Extracted material:
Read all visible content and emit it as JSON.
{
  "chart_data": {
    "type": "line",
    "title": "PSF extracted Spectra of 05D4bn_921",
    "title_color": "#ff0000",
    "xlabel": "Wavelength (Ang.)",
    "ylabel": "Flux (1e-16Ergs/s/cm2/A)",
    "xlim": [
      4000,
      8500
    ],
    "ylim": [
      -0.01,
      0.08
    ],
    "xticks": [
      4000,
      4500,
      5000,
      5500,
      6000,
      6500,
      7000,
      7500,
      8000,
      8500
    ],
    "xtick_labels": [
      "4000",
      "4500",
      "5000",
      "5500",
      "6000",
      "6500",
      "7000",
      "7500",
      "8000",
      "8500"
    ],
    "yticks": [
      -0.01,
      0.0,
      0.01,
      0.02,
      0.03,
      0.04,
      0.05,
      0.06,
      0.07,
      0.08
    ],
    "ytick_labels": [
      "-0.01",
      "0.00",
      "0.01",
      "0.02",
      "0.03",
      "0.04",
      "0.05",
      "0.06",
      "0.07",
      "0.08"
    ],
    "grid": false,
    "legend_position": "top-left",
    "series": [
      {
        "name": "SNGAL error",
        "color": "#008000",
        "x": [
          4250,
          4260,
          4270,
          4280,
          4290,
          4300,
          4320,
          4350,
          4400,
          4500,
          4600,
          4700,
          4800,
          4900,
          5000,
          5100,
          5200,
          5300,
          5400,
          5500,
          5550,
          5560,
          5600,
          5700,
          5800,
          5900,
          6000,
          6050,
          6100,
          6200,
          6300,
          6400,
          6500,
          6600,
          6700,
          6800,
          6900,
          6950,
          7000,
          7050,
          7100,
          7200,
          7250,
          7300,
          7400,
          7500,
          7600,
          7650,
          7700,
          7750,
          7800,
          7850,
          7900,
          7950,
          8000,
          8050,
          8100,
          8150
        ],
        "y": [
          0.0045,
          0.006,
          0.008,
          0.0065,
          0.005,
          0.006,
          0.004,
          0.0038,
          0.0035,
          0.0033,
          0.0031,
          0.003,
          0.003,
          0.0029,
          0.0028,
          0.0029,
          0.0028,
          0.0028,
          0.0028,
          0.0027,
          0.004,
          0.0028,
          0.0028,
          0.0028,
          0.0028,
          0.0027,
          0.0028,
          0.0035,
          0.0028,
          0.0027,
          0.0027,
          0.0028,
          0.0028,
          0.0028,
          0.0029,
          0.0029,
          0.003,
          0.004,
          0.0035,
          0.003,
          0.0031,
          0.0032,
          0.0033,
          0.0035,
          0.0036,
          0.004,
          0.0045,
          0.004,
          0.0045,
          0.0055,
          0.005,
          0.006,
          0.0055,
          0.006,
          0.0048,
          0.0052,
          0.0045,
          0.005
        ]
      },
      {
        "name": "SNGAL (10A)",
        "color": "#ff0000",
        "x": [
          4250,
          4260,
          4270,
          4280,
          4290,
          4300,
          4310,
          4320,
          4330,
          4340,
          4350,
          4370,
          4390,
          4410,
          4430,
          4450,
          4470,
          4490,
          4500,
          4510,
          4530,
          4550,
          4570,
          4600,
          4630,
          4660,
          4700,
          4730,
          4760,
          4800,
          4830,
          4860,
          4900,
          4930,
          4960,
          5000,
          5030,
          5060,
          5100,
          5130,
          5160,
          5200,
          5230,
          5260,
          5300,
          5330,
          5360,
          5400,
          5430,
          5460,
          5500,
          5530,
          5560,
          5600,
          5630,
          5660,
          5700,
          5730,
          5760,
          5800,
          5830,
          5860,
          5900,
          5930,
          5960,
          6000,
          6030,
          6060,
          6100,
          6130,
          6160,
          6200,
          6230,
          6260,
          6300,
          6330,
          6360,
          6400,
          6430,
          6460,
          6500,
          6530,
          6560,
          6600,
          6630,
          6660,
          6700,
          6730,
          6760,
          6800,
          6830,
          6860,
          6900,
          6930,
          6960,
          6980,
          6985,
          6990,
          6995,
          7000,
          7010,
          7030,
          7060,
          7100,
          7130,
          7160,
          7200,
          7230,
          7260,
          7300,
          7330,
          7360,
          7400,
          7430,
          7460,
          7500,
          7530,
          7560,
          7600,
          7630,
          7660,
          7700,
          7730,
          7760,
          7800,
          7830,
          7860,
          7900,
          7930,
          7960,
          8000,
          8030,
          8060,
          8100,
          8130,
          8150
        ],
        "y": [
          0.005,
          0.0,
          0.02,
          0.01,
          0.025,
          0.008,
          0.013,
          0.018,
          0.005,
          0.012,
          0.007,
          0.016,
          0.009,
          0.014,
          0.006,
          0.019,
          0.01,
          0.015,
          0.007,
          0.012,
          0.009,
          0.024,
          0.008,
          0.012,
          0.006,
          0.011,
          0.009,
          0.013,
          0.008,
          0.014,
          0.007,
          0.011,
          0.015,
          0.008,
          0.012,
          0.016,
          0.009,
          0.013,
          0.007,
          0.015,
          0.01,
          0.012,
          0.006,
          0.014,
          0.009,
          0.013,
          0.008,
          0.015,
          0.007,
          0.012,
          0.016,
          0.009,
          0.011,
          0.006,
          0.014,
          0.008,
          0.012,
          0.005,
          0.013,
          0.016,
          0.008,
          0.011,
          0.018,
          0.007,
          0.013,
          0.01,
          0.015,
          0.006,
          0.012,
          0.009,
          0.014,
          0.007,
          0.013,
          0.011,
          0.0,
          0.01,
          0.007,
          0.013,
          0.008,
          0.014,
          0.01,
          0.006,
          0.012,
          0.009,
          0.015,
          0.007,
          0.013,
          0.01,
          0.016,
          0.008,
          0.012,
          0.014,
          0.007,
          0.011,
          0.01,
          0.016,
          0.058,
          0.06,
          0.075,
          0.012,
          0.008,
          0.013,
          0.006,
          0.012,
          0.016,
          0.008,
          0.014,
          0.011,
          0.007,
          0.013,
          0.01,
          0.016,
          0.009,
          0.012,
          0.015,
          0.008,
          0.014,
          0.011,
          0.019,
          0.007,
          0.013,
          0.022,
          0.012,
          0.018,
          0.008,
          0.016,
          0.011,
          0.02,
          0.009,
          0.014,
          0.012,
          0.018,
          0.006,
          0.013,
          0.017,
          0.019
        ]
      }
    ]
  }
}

Directive:
From the first line to the last, please quote the material above exactly.

Full answer:
Read all visible content and emit it as JSON.
{
  "chart_data": {
    "type": "line",
    "title": "PSF extracted Spectra of 05D4bn_921",
    "title_color": "#ff0000",
    "xlabel": "Wavelength (Ang.)",
    "ylabel": "Flux (1e-16Ergs/s/cm2/A)",
    "xlim": [
      4000,
      8500
    ],
    "ylim": [
      -0.01,
      0.08
    ],
    "xticks": [
      4000,
      4500,
      5000,
      5500,
      6000,
      6500,
      7000,
      7500,
      8000,
      8500
    ],
    "xtick_labels": [
      "4000",
      "4500",
      "5000",
      "5500",
      "6000",
      "6500",
      "7000",
      "7500",
      "8000",
      "8500"
    ],
    "yticks": [
      -0.01,
      0.0,
      0.01,
      0.02,
      0.03,
      0.04,
      0.05,
      0.06,
      0.07,
      0.08
    ],
    "ytick_labels": [
      "-0.01",
      "0.00",
      "0.01",
      "0.02",
      "0.03",
      "0.04",
      "0.05",
      "0.06",
      "0.07",
      "0.08"
    ],
    "grid": false,
    "legend_position": "top-left",
    "series": [
      {
        "name": "SNGAL error",
        "color": "#008000",
        "x": [
          4250,
          4260,
          4270,
          4280,
          4290,
          4300,
          4320,
          4350,
          4400,
          4500,
          4600,
          4700,
          4800,
          4900,
          5000,
          5100,
          5200,
          5300,
          5400,
          5500,
          5550,
          5560,
          5600,
          5700,
          5800,
          5900,
          6000,
          6050,
          6100,
          6200,
          6300,
          6400,
          6500,
          6600,
          6700,
          6800,
          6900,
          6950,
          7000,
          7050,
          7100,
          7200,
          7250,
          7300,
          7400,
          7500,
          7600,
          7650,
          7700,
          7750,
          7800,
          7850,
          7900,
          7950,
          8000,
          8050,
          8100,
          8150
        ],
        "y": [
          0.0045,
          0.006,
          0.008,
          0.0065,
          0.005,
          0.006,
          0.004,
          0.0038,
          0.0035,
          0.0033,
          0.0031,
          0.003,
          0.003,
          0.0029,
          0.0028,
          0.0029,
          0.0028,
          0.0028,
          0.0028,
          0.0027,
          0.004,
          0.0028,
          0.0028,
          0.0028,
          0.0028,
          0.0027,
          0.0028,
          0.0035,
          0.0028,
          0.0027,
          0.0027,
          0.0028,
          0.0028,
          0.0028,
          0.0029,
          0.0029,
          0.003,
          0.004,
          0.0035,
          0.003,
          0.0031,
          0.0032,
          0.0033,
          0.0035,
          0.0036,
          0.004,
          0.0045,
          0.004,
          0.0045,
          0.0055,
          0.005,
          0.006,
          0.0055,
          0.006,
          0.0048,
          0.0052,
          0.0045,
          0.005
        ]
      },
      {
        "name": "SNGAL (10A)",
        "color": "#ff0000",
        "x": [
          4250,
          4260,
          4270,
          4280,
          4290,
          4300,
          4310,
          4320,
          4330,
          4340,
          4350,
          4370,
          4390,
          4410,
          4430,
          4450,
          4470,
          4490,
          4500,
          4510,
          4530,
          4550,
          4570,
          4600,
          4630,
          4660,
          4700,
          4730,
          4760,
          4800,
          4830,
          4860,
          4900,
          4930,
          4960,
          5000,
          5030,
          5060,
          5100,
          5130,
          5160,
          5200,
          5230,
          5260,
          5300,
          5330,
          5360,
          5400,
          5430,
          5460,
          5500,
          5530,
          5560,
          5600,
          5630,
          5660,
          5700,
          5730,
          5760,
          5800,
          5830,
          5860,
          5900,
          5930,
          5960,
          6000,
          6030,
          6060,
          6100,
          6130,
          6160,
          6200,
          6230,
          6260,
          6300,
          6330,
          6360,
          6400,
          6430,
          6460,
          6500,
          6530,
          6560,
          6600,
          6630,
          6660,
          6700,
          6730,
          6760,
          6800,
          6830,
          6860,
          6900,
          6930,
          6960,
          6980,
          6985,
          6990,
          6995,
          7000,
          7010,
          7030,
          7060,
          7100,
          7130,
          7160,
          7200,
          7230,
          7260,
          7300,
          7330,
          7360,
          7400,
          7430,
          7460,
          7500,
          7530,
          7560,
          7600,
          7630,
          7660,
          7700,
          7730,
          7760,
          7800,
          7830,
          7860,
          7900,
          7930,
          7960,
          8000,
          8030,
          8060,
          8100,
          8130,
          8150
        ],
        "y": [
          0.005,
          0.0,
          0.02,
          0.01,
          0.025,
          0.008,
          0.013,
          0.018,
          0.005,
          0.012,
          0.007,
          0.016,
          0.009,
          0.014,
          0.006,
          0.019,
          0.01,
          0.015,
          0.007,
          0.012,
          0.009,
          0.024,
          0.008,
          0.012,
          0.006,
          0.011,
          0.009,
          0.013,
          0.008,
          0.014,
          0.007,
          0.011,
          0.015,
          0.008,
          0.012,
          0.016,
          0.009,
          0.013,
          0.007,
          0.015,
          0.01,
          0.012,
          0.006,
          0.014,
          0.009,
          0.013,
          0.008,
          0.015,
          0.007,
          0.012,
          0.016,
          0.009,
          0.011,
          0.006,
          0.014,
          0.008,
          0.012,
          0.005,
          0.013,
          0.016,
          0.008,
          0.011,
          0.018,
          0.007,
          0.013,
          0.01,
          0.015,
          0.006,
          0.012,
          0.009,
          0.014,
          0.007,
          0.013,
          0.011,
          0.0,
          0.01,
          0.007,
          0.013,
          0.008,
          0.014,
          0.01,
          0.006,
          0.012,
          0.009,
          0.015,
          0.007,
          0.013,
          0.01,
          0.016,
          0.008,
          0.012,
          0.014,
          0.007,
          0.011,
          0.01,
          0.016,
          0.058,
          0.06,
          0.075,
          0.012,
          0.008,
          0.013,
          0.006,
          0.012,
          0.016,
          0.008,
          0.014,
          0.011,
          0.007,
          0.013,
          0.01,
          0.016,
          0.009,
          0.012,
          0.015,
          0.008,
          0.014,
          0.011,
          0.019,
          0.007,
          0.013,
          0.022,
          0.012,
          0.018,
          0.008,
          0.016,
          0.011,
          0.02,
          0.009,
          0.014,
          0.012,
          0.018,
          0.006,
          0.013,
          0.017,
          0.019
        ]
      }
    ]
  }
}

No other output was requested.